◆ **Written task**
Copy every line, leaving nothing out and adding nothing.

◆ **Records for this exercise**
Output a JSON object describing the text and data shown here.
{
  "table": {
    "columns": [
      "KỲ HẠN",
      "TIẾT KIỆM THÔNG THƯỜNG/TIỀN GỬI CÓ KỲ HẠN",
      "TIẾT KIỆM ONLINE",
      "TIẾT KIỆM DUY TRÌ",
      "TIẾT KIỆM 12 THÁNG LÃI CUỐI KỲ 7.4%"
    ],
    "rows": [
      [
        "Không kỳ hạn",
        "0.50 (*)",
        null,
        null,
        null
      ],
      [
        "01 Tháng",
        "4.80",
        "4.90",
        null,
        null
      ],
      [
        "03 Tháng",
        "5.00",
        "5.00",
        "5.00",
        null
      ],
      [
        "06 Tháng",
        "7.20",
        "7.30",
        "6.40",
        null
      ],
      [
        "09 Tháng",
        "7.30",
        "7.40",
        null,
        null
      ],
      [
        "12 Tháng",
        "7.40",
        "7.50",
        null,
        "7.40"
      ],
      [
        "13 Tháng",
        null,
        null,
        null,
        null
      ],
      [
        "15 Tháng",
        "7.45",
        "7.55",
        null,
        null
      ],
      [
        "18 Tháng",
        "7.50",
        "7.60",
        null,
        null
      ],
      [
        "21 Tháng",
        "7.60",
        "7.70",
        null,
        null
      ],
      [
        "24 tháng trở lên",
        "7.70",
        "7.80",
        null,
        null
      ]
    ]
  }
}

◆ **Final result**
Output a JSON object describing the text and data shown here.
{
  "table": {
    "columns": [
      "KỲ HẠN",
      "TIẾT KIỆM THÔNG THƯỜNG/TIỀN GỬI CÓ KỲ HẠN",
      "TIẾT KIỆM ONLINE",
      "TIẾT KIỆM DUY TRÌ",
      "TIẾT KIỆM 12 THÁNG LÃI CUỐI KỲ 7.4%"
    ],
    "rows": [
      [
        "Không kỳ hạn",
        "0.50 (*)",
        null,
        null,
        null
      ],
      [
        "01 Tháng",
        "4.80",
        "4.90",
        null,
        null
      ],
      [
        "03 Tháng",
        "5.00",
        "5.00",
        "5.00",
        null
      ],
      [
        "06 Tháng",
        "7.20",
        "7.30",
        "6.40",
        null
      ],
      [
        "09 Tháng",
        "7.30",
        "7.40",
        null,
        null
      ],
      [
        "12 Tháng",
        "7.40",
        "7.50",
        null,
        "7.40"
      ],
      [
        "13 Tháng",
        null,
        null,
        null,
        null
      ],
      [
        "15 Tháng",
        "7.45",
        "7.55",
        null,
        null
      ],
      [
        "18 Tháng",
        "7.50",
        "7.60",
        null,
        null
      ],
      [
        "21 Tháng",
        "7.60",
        "7.70",
        null,
        null
      ],
      [
        "24 tháng trở lên",
        "7.70",
        "7.80",
        null,
        null
      ]
    ]
  }
}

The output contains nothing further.